Exercise description
Count every line in the following entries where the word "chat" appears. Give the count alone.

§ §

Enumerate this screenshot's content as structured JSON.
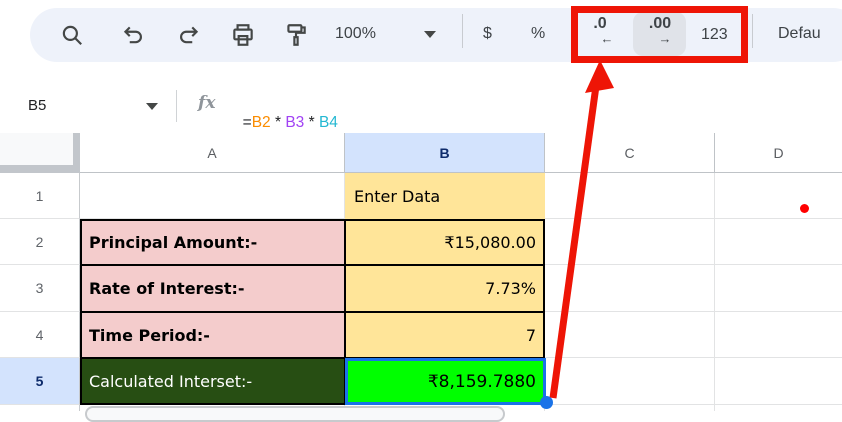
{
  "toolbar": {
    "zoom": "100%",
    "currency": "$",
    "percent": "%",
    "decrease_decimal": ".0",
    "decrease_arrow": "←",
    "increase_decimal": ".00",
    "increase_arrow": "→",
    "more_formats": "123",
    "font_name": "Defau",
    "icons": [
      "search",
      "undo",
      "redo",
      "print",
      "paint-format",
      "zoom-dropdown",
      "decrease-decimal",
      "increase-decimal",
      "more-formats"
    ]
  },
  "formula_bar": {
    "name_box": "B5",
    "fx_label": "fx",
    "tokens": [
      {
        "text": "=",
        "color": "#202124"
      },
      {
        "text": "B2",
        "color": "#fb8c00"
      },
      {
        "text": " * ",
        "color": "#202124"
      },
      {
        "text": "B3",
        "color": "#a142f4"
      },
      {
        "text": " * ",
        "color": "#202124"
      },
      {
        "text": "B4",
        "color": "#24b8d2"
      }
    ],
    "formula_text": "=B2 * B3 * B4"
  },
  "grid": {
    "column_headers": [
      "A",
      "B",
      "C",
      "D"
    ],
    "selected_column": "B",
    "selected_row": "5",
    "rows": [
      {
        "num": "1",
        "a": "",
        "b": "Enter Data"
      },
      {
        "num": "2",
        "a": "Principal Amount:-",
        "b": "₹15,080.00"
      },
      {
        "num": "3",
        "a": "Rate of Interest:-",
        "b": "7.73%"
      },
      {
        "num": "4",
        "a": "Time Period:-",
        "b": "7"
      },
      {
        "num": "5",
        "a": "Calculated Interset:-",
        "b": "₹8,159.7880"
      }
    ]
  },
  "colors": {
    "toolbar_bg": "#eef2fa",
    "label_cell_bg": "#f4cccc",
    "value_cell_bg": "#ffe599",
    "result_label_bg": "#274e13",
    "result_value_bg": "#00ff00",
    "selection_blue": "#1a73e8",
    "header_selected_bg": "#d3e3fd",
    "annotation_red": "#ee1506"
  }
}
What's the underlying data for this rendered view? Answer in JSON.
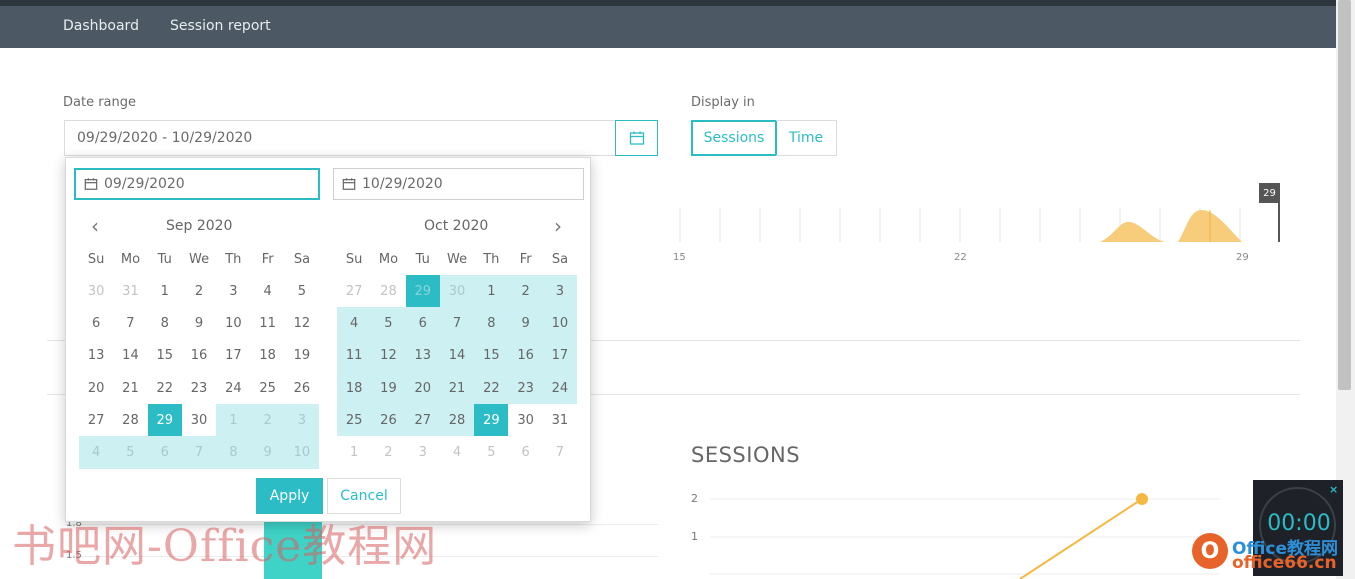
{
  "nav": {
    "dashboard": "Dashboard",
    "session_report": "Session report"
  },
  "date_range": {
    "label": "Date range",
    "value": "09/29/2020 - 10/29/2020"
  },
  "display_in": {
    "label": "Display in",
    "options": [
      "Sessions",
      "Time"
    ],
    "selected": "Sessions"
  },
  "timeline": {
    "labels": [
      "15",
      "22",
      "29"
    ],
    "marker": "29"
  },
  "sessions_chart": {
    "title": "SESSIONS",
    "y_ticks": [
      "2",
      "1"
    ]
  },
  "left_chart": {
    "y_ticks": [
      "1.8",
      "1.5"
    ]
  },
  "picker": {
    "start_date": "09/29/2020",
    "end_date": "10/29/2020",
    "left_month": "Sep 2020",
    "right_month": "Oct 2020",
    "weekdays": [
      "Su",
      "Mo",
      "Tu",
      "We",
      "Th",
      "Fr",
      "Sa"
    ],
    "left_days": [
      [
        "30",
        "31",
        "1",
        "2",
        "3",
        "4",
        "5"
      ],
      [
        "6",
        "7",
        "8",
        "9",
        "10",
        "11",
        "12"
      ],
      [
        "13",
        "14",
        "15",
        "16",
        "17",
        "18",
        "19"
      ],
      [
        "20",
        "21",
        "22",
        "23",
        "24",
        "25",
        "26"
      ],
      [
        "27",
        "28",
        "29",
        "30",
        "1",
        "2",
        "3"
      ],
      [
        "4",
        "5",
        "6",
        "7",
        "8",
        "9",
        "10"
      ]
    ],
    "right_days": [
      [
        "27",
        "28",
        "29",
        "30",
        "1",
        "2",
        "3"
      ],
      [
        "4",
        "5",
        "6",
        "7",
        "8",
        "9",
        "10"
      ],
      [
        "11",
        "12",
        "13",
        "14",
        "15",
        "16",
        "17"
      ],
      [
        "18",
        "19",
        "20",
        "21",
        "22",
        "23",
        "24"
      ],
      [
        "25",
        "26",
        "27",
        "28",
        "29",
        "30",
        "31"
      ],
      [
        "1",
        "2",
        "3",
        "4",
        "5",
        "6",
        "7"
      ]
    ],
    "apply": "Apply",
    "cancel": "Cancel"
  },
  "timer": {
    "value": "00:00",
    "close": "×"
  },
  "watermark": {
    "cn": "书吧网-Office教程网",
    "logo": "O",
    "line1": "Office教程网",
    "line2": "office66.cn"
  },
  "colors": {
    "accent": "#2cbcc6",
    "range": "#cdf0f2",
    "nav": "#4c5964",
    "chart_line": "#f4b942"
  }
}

§ §

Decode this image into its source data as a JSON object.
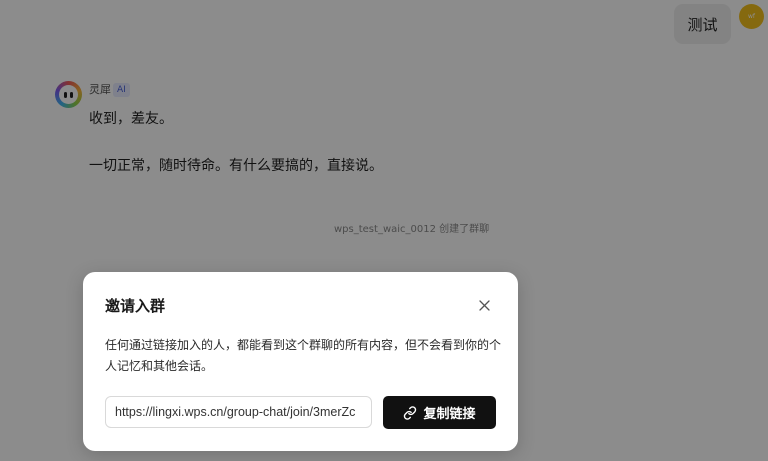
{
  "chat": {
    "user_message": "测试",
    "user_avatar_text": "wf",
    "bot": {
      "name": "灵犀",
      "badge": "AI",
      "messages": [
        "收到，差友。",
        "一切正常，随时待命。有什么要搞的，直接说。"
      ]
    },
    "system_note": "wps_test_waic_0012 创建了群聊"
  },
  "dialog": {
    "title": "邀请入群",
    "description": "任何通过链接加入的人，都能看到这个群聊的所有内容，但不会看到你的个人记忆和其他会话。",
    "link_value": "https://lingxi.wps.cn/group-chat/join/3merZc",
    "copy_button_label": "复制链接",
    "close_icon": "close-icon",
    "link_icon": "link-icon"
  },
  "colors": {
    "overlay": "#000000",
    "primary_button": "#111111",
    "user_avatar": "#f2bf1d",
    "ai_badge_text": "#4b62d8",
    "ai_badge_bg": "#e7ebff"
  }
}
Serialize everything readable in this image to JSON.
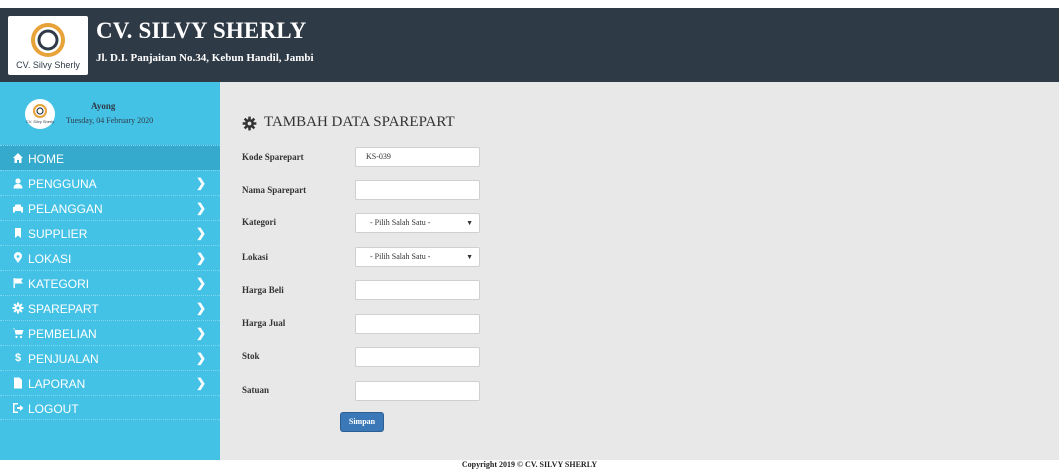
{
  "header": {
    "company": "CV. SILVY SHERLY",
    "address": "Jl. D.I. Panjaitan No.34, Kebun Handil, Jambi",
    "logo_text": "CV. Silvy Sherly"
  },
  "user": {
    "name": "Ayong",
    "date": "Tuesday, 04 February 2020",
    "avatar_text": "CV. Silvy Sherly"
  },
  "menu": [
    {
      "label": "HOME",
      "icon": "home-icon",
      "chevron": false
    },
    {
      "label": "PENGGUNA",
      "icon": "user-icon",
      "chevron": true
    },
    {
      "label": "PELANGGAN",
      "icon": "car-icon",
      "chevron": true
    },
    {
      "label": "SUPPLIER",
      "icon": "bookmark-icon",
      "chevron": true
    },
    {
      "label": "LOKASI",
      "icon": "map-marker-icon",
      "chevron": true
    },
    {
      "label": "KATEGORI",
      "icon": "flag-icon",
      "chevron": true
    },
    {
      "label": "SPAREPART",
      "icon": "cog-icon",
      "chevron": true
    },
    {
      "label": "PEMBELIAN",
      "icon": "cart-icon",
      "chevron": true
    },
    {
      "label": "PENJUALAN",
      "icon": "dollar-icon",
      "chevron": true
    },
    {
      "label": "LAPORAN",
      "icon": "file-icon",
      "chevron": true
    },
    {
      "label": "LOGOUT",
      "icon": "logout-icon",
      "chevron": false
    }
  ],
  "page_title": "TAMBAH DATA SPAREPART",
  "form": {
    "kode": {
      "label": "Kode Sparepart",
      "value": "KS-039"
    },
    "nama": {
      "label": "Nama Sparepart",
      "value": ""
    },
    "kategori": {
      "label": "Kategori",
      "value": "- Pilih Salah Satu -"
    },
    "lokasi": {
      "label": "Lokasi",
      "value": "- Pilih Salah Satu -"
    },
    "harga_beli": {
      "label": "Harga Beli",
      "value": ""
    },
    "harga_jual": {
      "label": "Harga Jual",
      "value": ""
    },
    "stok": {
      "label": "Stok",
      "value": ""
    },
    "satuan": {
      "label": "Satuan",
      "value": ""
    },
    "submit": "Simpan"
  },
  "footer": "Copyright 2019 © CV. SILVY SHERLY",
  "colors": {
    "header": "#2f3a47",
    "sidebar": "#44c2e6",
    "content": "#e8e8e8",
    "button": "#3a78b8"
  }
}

§ §

Answer for the task
2